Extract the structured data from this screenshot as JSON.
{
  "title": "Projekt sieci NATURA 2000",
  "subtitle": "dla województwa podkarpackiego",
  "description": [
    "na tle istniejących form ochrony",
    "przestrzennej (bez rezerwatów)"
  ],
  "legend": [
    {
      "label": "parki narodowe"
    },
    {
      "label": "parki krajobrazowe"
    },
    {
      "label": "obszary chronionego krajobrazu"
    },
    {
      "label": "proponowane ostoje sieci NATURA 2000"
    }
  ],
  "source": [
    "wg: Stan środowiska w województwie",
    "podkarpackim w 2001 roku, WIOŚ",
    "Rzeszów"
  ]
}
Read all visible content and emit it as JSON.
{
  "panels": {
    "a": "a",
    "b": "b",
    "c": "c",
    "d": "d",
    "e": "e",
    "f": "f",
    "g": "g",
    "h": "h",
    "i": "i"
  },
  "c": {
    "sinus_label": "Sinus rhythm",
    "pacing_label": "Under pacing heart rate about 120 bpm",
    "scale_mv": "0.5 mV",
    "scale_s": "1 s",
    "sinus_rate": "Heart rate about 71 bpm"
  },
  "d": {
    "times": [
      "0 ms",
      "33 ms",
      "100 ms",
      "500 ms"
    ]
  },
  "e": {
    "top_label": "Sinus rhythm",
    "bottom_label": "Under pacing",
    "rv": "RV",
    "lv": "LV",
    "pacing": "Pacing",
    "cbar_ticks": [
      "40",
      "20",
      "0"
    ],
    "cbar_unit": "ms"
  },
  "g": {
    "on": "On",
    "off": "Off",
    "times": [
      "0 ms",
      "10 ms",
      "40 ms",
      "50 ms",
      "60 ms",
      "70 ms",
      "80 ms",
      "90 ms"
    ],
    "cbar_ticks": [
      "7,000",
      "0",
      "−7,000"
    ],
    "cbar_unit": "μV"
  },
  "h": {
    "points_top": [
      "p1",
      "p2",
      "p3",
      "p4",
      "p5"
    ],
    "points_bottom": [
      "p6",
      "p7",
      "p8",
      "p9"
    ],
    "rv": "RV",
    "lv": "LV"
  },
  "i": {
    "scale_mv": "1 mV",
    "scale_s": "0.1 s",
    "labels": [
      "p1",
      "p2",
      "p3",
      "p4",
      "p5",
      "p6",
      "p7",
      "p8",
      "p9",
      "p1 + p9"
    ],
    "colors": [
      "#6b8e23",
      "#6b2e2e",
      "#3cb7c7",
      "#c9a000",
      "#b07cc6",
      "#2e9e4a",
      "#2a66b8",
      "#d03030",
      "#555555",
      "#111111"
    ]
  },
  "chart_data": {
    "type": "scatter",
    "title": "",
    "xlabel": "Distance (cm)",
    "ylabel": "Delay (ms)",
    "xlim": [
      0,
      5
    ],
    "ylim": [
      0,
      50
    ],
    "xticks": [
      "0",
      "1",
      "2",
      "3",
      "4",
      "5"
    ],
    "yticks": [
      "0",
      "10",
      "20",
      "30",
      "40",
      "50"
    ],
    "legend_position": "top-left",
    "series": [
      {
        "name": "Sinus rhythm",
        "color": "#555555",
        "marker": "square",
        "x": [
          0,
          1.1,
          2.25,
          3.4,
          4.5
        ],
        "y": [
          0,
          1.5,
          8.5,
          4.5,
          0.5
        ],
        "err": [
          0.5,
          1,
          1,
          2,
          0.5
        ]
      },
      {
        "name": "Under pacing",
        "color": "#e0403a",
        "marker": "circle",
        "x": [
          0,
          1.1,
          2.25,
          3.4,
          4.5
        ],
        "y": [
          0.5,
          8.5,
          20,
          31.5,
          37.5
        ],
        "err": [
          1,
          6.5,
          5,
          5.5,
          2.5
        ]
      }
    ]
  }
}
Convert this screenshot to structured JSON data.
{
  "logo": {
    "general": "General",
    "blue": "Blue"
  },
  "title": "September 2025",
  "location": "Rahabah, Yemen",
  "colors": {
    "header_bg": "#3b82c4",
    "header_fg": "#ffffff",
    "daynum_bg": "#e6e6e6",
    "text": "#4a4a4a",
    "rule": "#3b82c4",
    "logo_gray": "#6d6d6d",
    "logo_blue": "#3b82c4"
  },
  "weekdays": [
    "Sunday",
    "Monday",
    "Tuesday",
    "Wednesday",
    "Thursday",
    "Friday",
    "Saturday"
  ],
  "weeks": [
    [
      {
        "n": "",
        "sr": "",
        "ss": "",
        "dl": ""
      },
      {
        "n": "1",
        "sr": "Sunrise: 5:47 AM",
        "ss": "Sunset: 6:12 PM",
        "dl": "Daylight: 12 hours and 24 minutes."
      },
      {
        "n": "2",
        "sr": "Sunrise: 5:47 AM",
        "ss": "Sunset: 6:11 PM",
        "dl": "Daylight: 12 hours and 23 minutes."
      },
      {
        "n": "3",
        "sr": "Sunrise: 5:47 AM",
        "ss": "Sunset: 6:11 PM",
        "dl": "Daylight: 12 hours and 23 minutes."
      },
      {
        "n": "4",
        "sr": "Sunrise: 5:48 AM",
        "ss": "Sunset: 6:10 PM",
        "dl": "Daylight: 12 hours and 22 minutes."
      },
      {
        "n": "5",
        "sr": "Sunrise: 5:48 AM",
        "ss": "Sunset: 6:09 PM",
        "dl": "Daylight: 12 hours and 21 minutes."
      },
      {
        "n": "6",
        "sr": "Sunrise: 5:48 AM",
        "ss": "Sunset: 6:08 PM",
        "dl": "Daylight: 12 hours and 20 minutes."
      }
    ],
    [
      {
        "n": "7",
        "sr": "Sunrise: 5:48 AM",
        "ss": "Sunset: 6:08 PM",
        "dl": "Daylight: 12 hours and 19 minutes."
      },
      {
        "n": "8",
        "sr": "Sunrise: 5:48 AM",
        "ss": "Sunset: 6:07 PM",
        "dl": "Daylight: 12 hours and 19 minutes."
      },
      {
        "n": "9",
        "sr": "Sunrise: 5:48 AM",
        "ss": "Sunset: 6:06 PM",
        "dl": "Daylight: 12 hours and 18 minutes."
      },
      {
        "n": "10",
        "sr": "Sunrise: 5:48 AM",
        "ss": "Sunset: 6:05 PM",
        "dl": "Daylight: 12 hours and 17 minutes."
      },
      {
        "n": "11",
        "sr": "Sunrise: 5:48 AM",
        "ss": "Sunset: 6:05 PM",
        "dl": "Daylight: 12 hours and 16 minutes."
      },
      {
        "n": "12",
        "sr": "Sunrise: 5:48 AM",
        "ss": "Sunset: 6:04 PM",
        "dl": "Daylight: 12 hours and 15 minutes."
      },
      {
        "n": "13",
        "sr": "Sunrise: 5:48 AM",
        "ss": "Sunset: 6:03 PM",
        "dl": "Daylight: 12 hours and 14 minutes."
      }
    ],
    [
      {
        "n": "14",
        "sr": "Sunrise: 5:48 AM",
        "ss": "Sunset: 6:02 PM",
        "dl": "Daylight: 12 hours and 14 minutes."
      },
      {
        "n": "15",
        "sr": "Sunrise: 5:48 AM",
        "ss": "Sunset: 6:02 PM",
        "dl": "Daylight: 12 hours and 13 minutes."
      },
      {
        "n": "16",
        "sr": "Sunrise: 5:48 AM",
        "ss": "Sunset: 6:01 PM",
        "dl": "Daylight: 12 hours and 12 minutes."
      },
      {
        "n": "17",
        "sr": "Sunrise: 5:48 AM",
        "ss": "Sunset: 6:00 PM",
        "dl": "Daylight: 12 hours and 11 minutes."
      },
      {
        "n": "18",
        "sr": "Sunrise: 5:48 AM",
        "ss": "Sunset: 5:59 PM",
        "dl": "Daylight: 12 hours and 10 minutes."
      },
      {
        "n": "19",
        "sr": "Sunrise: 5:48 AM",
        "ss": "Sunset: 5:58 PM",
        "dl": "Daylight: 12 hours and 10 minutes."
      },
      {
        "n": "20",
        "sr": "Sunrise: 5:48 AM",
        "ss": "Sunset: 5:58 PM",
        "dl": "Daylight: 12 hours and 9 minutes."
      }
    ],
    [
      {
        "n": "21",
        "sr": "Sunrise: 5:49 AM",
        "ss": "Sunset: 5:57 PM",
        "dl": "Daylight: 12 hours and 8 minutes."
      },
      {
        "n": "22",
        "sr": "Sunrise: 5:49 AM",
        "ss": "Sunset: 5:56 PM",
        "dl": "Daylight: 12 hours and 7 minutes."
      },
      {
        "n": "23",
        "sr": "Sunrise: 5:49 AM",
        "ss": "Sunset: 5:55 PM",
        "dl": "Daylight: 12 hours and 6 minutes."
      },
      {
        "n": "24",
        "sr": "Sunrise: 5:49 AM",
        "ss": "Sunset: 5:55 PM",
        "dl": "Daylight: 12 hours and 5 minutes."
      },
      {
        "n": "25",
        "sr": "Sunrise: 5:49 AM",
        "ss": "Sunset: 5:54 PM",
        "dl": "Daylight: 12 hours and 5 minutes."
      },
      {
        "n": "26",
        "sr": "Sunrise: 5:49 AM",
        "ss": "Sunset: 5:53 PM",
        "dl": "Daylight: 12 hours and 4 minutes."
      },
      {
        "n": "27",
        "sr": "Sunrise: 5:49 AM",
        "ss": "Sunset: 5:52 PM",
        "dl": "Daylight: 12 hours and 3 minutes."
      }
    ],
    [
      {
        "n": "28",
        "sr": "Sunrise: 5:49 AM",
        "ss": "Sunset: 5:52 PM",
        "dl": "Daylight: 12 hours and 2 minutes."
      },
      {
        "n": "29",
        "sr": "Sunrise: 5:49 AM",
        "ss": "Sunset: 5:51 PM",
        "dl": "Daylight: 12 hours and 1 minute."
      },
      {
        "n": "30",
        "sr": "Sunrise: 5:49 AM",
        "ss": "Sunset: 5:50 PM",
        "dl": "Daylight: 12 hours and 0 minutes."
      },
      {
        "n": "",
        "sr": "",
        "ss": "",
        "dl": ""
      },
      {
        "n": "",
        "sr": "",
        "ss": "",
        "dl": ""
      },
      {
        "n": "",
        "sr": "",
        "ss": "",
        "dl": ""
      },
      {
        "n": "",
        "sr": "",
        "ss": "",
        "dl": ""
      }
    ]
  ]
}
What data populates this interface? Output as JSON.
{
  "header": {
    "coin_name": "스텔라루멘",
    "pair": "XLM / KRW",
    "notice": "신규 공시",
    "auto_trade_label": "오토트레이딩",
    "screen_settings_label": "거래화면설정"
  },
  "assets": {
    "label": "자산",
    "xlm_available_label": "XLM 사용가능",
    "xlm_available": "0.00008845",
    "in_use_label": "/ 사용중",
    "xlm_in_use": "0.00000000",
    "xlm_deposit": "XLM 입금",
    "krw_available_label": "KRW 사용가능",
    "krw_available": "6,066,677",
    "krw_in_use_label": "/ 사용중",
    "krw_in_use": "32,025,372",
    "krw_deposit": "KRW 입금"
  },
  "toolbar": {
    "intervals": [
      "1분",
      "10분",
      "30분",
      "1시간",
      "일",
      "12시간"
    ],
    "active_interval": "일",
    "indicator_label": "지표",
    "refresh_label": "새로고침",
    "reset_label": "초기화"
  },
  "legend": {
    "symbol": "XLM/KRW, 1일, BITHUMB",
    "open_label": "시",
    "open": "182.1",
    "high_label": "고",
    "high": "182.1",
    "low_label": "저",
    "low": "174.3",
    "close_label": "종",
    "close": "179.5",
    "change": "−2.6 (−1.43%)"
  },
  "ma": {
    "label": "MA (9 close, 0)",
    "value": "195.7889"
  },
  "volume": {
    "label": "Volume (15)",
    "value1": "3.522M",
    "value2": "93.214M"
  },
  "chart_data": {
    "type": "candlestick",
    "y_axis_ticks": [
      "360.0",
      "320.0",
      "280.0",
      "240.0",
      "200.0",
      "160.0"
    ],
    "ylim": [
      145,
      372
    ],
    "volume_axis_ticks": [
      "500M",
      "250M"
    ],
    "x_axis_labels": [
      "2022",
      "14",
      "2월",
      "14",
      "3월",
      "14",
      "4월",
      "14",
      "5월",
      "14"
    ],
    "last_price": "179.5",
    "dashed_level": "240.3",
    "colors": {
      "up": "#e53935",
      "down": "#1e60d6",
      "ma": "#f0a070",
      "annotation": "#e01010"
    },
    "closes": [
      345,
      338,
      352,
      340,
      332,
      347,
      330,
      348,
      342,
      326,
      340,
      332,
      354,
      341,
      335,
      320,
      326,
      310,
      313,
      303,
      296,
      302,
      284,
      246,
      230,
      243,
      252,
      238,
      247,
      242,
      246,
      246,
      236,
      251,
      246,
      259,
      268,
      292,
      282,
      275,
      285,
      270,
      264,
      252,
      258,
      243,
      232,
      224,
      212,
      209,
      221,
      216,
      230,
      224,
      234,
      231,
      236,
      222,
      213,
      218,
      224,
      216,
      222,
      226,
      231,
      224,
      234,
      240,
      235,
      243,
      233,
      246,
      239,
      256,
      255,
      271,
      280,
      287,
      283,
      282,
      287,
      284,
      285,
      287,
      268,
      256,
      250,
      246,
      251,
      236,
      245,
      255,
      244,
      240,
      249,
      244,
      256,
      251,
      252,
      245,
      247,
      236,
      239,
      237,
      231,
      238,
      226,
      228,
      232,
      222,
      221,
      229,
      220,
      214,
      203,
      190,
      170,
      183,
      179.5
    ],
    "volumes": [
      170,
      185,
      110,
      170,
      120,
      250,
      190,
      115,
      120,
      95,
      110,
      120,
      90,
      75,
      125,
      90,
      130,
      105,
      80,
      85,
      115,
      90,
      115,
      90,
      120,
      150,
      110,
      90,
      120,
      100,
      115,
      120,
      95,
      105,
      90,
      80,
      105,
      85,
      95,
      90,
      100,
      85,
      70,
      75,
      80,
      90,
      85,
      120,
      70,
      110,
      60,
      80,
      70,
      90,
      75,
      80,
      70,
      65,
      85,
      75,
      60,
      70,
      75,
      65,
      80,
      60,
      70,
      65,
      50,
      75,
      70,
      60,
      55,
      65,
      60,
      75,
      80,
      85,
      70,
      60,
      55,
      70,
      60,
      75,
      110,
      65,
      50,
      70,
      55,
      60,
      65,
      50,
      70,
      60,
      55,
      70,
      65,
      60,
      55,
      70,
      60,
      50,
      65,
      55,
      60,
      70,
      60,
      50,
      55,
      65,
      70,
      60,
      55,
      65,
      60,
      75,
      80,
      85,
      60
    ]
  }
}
——
Copy each line that holds the word "사용가능".

TASK RESULT:
    "xlm_available_label": "XLM 사용가능",
    "krw_available_label": "KRW 사용가능",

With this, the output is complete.